> TASK STATEMENT:
Return all the data below as it stands, minus the pictures.

[START OF RECORDS FOR THE TASK]

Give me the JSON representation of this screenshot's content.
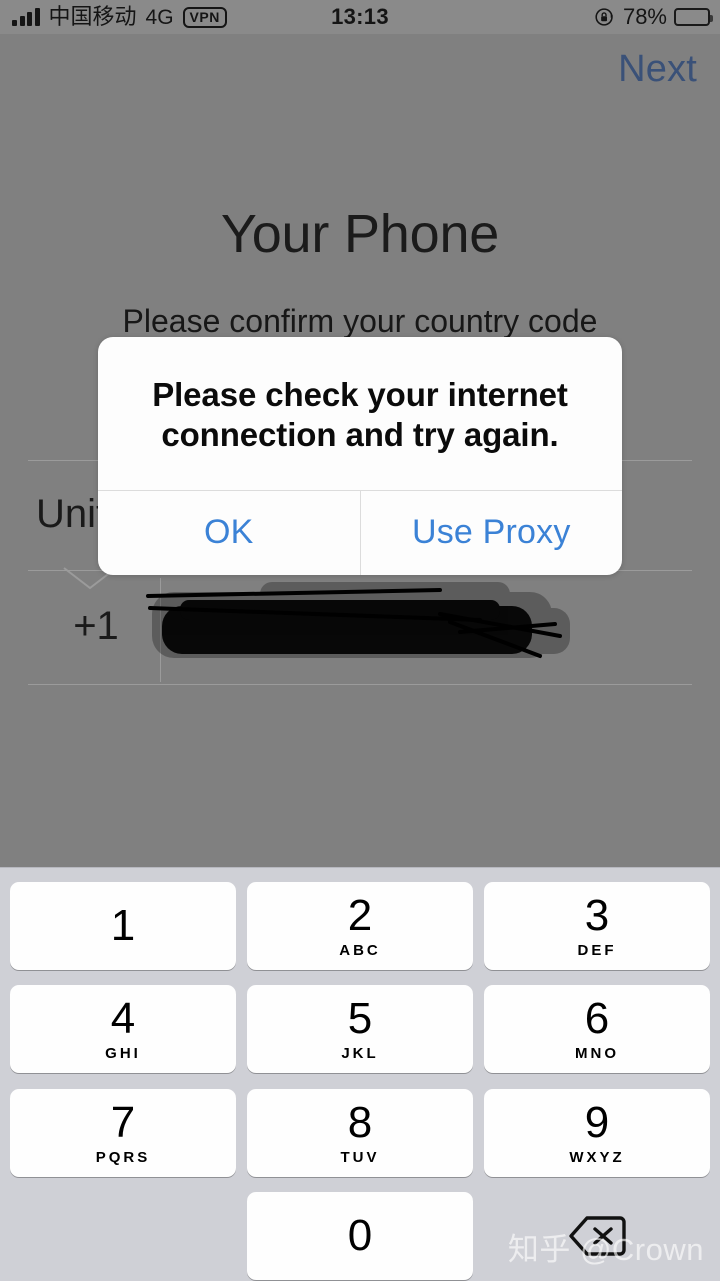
{
  "status_bar": {
    "carrier": "中国移动",
    "network": "4G",
    "vpn_badge": "VPN",
    "time": "13:13",
    "battery_percent": "78%",
    "rotation_lock_icon": "rotation-lock-icon",
    "signal_icon": "signal-bars-icon",
    "battery_icon": "battery-icon"
  },
  "nav": {
    "next_label": "Next"
  },
  "content": {
    "title": "Your Phone",
    "subtitle": "Please confirm your country code",
    "country_label": "United States",
    "country_label_visible": "Unit",
    "country_code": "+1",
    "phone_number": "",
    "phone_placeholder": ""
  },
  "alert": {
    "message": "Please check your internet connection and try again.",
    "buttons": [
      {
        "label": "OK"
      },
      {
        "label": "Use Proxy"
      }
    ]
  },
  "keypad": {
    "keys": [
      {
        "digit": "1",
        "letters": ""
      },
      {
        "digit": "2",
        "letters": "ABC"
      },
      {
        "digit": "3",
        "letters": "DEF"
      },
      {
        "digit": "4",
        "letters": "GHI"
      },
      {
        "digit": "5",
        "letters": "JKL"
      },
      {
        "digit": "6",
        "letters": "MNO"
      },
      {
        "digit": "7",
        "letters": "PQRS"
      },
      {
        "digit": "8",
        "letters": "TUV"
      },
      {
        "digit": "9",
        "letters": "WXYZ"
      },
      {
        "digit": "0",
        "letters": ""
      }
    ],
    "backspace_icon": "backspace-icon"
  },
  "watermark": "知乎 @Crown",
  "colors": {
    "dimmed_background": "#808080",
    "keypad_background": "#cfd0d6",
    "key_face": "#fefefe",
    "alert_button_blue": "#3b82d6",
    "next_button_blue": "#3a5178",
    "text_primary": "#1a1a1a"
  }
}
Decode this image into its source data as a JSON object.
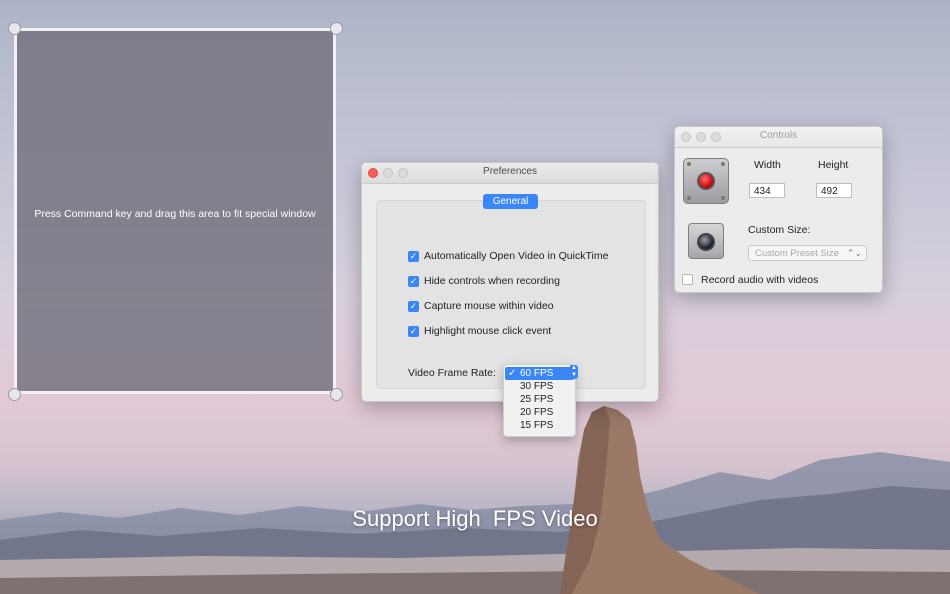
{
  "capture_area": {
    "hint": "Press Command key and drag this area to fit special window"
  },
  "preferences": {
    "title": "Preferences",
    "tab": "General",
    "options": [
      {
        "label": "Automatically Open Video in QuickTime",
        "checked": true
      },
      {
        "label": "Hide controls when recording",
        "checked": true
      },
      {
        "label": "Capture mouse within video",
        "checked": true
      },
      {
        "label": "Highlight mouse click event",
        "checked": true
      }
    ],
    "frame_rate_label": "Video Frame Rate:",
    "frame_rate_options": [
      "60 FPS",
      "30 FPS",
      "25 FPS",
      "20 FPS",
      "15 FPS"
    ],
    "frame_rate_selected": "60 FPS"
  },
  "controls": {
    "title": "Controls",
    "width_label": "Width",
    "height_label": "Height",
    "width_value": "434",
    "height_value": "492",
    "custom_size_label": "Custom Size:",
    "preset_placeholder": "Custom Preset Size",
    "record_audio_label": "Record audio with videos",
    "record_audio_checked": false
  },
  "tagline": "Support High  FPS Video",
  "colors": {
    "accent": "#3b86f7",
    "close": "#fc5f57",
    "minimize": "#fdbc2e",
    "zoom": "#28c840",
    "inactive_light": "#dcdcdc"
  }
}
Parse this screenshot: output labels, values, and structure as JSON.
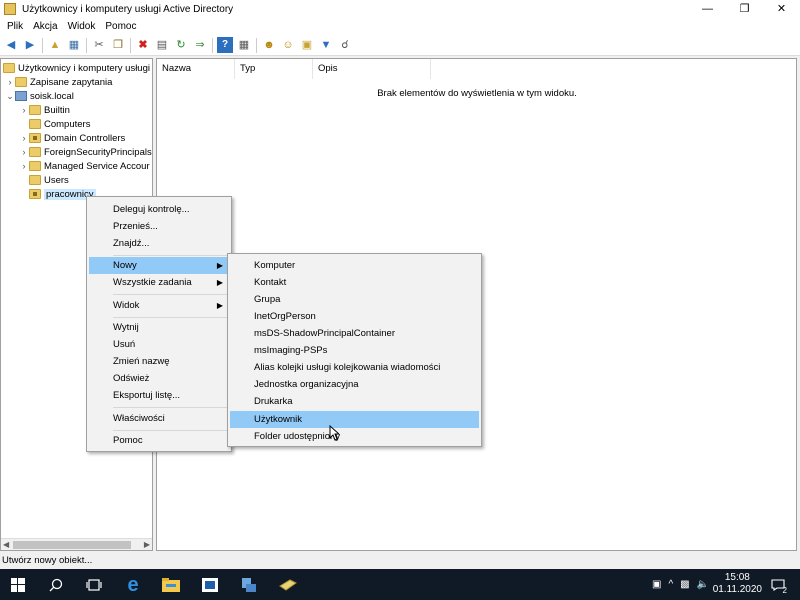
{
  "window": {
    "title": "Użytkownicy i komputery usługi Active Directory"
  },
  "menubar": [
    "Plik",
    "Akcja",
    "Widok",
    "Pomoc"
  ],
  "toolbar_icons": [
    "back-icon",
    "forward-icon",
    "up-folder-icon",
    "show-hide-tree-icon",
    "cut-icon",
    "copy-icon",
    "delete-icon",
    "properties-icon",
    "refresh-icon",
    "export-icon",
    "help-icon",
    "console-icon",
    "new-user-icon",
    "new-group-icon",
    "new-ou-icon",
    "filter-icon",
    "find-icon"
  ],
  "tree": {
    "root": "Użytkownicy i komputery usługi",
    "saved_queries": "Zapisane zapytania",
    "domain": "soisk.local",
    "children": [
      "Builtin",
      "Computers",
      "Domain Controllers",
      "ForeignSecurityPrincipals",
      "Managed Service Accour",
      "Users",
      "pracownicy"
    ]
  },
  "list": {
    "columns": [
      "Nazwa",
      "Typ",
      "Opis"
    ],
    "empty_message": "Brak elementów do wyświetlenia w tym widoku."
  },
  "context_menu": {
    "items": [
      "Deleguj kontrolę...",
      "Przenieś...",
      "Znajdź...",
      "Nowy",
      "Wszystkie zadania",
      "Widok",
      "Wytnij",
      "Usuń",
      "Zmień nazwę",
      "Odśwież",
      "Eksportuj listę...",
      "Właściwości",
      "Pomoc"
    ]
  },
  "submenu": {
    "items": [
      "Komputer",
      "Kontakt",
      "Grupa",
      "InetOrgPerson",
      "msDS-ShadowPrincipalContainer",
      "msImaging-PSPs",
      "Alias kolejki usługi kolejkowania wiadomości",
      "Jednostka organizacyjna",
      "Drukarka",
      "Użytkownik",
      "Folder udostępniony"
    ]
  },
  "statusbar": {
    "text": "Utwórz nowy obiekt..."
  },
  "taskbar": {
    "time": "15:08",
    "date": "01.11.2020",
    "notification_count": "2"
  }
}
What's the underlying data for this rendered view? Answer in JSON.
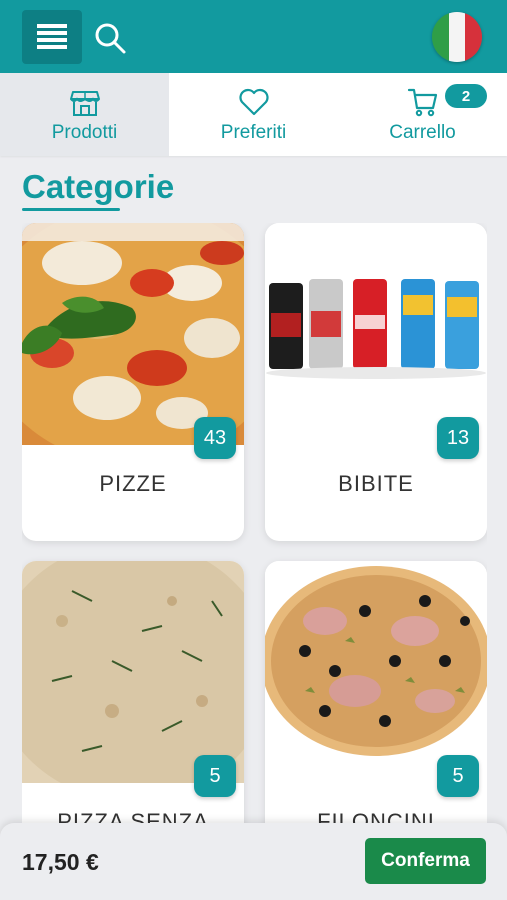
{
  "header": {
    "menu_icon": "hamburger-menu-icon",
    "search_icon": "search-icon",
    "language_flag": "italian-flag-icon",
    "color": "#129a9f"
  },
  "tabs": [
    {
      "label": "Prodotti",
      "icon": "store-icon",
      "active": true
    },
    {
      "label": "Preferiti",
      "icon": "heart-icon",
      "active": false
    },
    {
      "label": "Carrello",
      "icon": "cart-icon",
      "active": false,
      "badge": "2"
    }
  ],
  "section": {
    "title": "Categorie"
  },
  "categories": [
    {
      "name": "PIZZE",
      "count": "43",
      "image": "margherita-pizza"
    },
    {
      "name": "BIBITE",
      "count": "13",
      "image": "soda-cans"
    },
    {
      "name": "PIZZA SENZA",
      "count": "5",
      "image": "focaccia-rosemary"
    },
    {
      "name": "FILONCINI",
      "count": "5",
      "image": "capricciosa-pizza"
    }
  ],
  "footer": {
    "total": "17,50 €",
    "confirm_label": "Conferma",
    "confirm_color": "#1a8a4a"
  }
}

[END OF RECORDS FOR THE TASK]

> COMPLETE OUTPUT:
Give me the JSON representation of this screenshot's content.
{
  "status_bar": {
    "carrier": "中国移动",
    "network": "4G",
    "vpn_badge": "VPN",
    "time": "13:13",
    "battery_percent": "78%",
    "rotation_lock_icon": "rotation-lock-icon",
    "signal_icon": "signal-bars-icon",
    "battery_icon": "battery-icon"
  },
  "nav": {
    "next_label": "Next"
  },
  "content": {
    "title": "Your Phone",
    "subtitle": "Please confirm your country code",
    "country_label": "United States",
    "country_label_visible": "Unit",
    "country_code": "+1",
    "phone_number": "",
    "phone_placeholder": ""
  },
  "alert": {
    "message": "Please check your internet connection and try again.",
    "buttons": [
      {
        "label": "OK"
      },
      {
        "label": "Use Proxy"
      }
    ]
  },
  "keypad": {
    "keys": [
      {
        "digit": "1",
        "letters": ""
      },
      {
        "digit": "2",
        "letters": "ABC"
      },
      {
        "digit": "3",
        "letters": "DEF"
      },
      {
        "digit": "4",
        "letters": "GHI"
      },
      {
        "digit": "5",
        "letters": "JKL"
      },
      {
        "digit": "6",
        "letters": "MNO"
      },
      {
        "digit": "7",
        "letters": "PQRS"
      },
      {
        "digit": "8",
        "letters": "TUV"
      },
      {
        "digit": "9",
        "letters": "WXYZ"
      },
      {
        "digit": "0",
        "letters": ""
      }
    ],
    "backspace_icon": "backspace-icon"
  },
  "watermark": "知乎 @Crown",
  "colors": {
    "dimmed_background": "#808080",
    "keypad_background": "#cfd0d6",
    "key_face": "#fefefe",
    "alert_button_blue": "#3b82d6",
    "next_button_blue": "#3a5178",
    "text_primary": "#1a1a1a"
  }
}
Decode this image into its source data as a JSON object.
{
  "capture_area": {
    "hint": "Press Command key and drag this area to fit special window"
  },
  "preferences": {
    "title": "Preferences",
    "tab": "General",
    "options": [
      {
        "label": "Automatically Open Video in QuickTime",
        "checked": true
      },
      {
        "label": "Hide controls when recording",
        "checked": true
      },
      {
        "label": "Capture mouse within video",
        "checked": true
      },
      {
        "label": "Highlight mouse click event",
        "checked": true
      }
    ],
    "frame_rate_label": "Video Frame Rate:",
    "frame_rate_options": [
      "60 FPS",
      "30 FPS",
      "25 FPS",
      "20 FPS",
      "15 FPS"
    ],
    "frame_rate_selected": "60 FPS"
  },
  "controls": {
    "title": "Controls",
    "width_label": "Width",
    "height_label": "Height",
    "width_value": "434",
    "height_value": "492",
    "custom_size_label": "Custom Size:",
    "preset_placeholder": "Custom Preset Size",
    "record_audio_label": "Record audio with videos",
    "record_audio_checked": false
  },
  "tagline": "Support High  FPS Video",
  "colors": {
    "accent": "#3b86f7",
    "close": "#fc5f57",
    "minimize": "#fdbc2e",
    "zoom": "#28c840",
    "inactive_light": "#dcdcdc"
  }
}
Parse this screenshot: output labels, values, and structure as JSON.
{
  "window": {
    "title": "Użytkownicy i komputery usługi Active Directory"
  },
  "menubar": [
    "Plik",
    "Akcja",
    "Widok",
    "Pomoc"
  ],
  "toolbar_icons": [
    "back-icon",
    "forward-icon",
    "up-folder-icon",
    "show-hide-tree-icon",
    "cut-icon",
    "copy-icon",
    "delete-icon",
    "properties-icon",
    "refresh-icon",
    "export-icon",
    "help-icon",
    "console-icon",
    "new-user-icon",
    "new-group-icon",
    "new-ou-icon",
    "filter-icon",
    "find-icon"
  ],
  "tree": {
    "root": "Użytkownicy i komputery usługi",
    "saved_queries": "Zapisane zapytania",
    "domain": "soisk.local",
    "children": [
      "Builtin",
      "Computers",
      "Domain Controllers",
      "ForeignSecurityPrincipals",
      "Managed Service Accour",
      "Users",
      "pracownicy"
    ]
  },
  "list": {
    "columns": [
      "Nazwa",
      "Typ",
      "Opis"
    ],
    "empty_message": "Brak elementów do wyświetlenia w tym widoku."
  },
  "context_menu": {
    "items": [
      "Deleguj kontrolę...",
      "Przenieś...",
      "Znajdź...",
      "Nowy",
      "Wszystkie zadania",
      "Widok",
      "Wytnij",
      "Usuń",
      "Zmień nazwę",
      "Odśwież",
      "Eksportuj listę...",
      "Właściwości",
      "Pomoc"
    ]
  },
  "submenu": {
    "items": [
      "Komputer",
      "Kontakt",
      "Grupa",
      "InetOrgPerson",
      "msDS-ShadowPrincipalContainer",
      "msImaging-PSPs",
      "Alias kolejki usługi kolejkowania wiadomości",
      "Jednostka organizacyjna",
      "Drukarka",
      "Użytkownik",
      "Folder udostępniony"
    ]
  },
  "statusbar": {
    "text": "Utwórz nowy obiekt..."
  },
  "taskbar": {
    "time": "15:08",
    "date": "01.11.2020",
    "notification_count": "2"
  }
}
What's the underlying data for this rendered view? Answer in JSON.
{
  "header": {
    "menu_icon": "hamburger-menu-icon",
    "search_icon": "search-icon",
    "language_flag": "italian-flag-icon",
    "color": "#129a9f"
  },
  "tabs": [
    {
      "label": "Prodotti",
      "icon": "store-icon",
      "active": true
    },
    {
      "label": "Preferiti",
      "icon": "heart-icon",
      "active": false
    },
    {
      "label": "Carrello",
      "icon": "cart-icon",
      "active": false,
      "badge": "2"
    }
  ],
  "section": {
    "title": "Categorie"
  },
  "categories": [
    {
      "name": "PIZZE",
      "count": "43",
      "image": "margherita-pizza"
    },
    {
      "name": "BIBITE",
      "count": "13",
      "image": "soda-cans"
    },
    {
      "name": "PIZZA SENZA",
      "count": "5",
      "image": "focaccia-rosemary"
    },
    {
      "name": "FILONCINI",
      "count": "5",
      "image": "capricciosa-pizza"
    }
  ],
  "footer": {
    "total": "17,50 €",
    "confirm_label": "Conferma",
    "confirm_color": "#1a8a4a"
  }
}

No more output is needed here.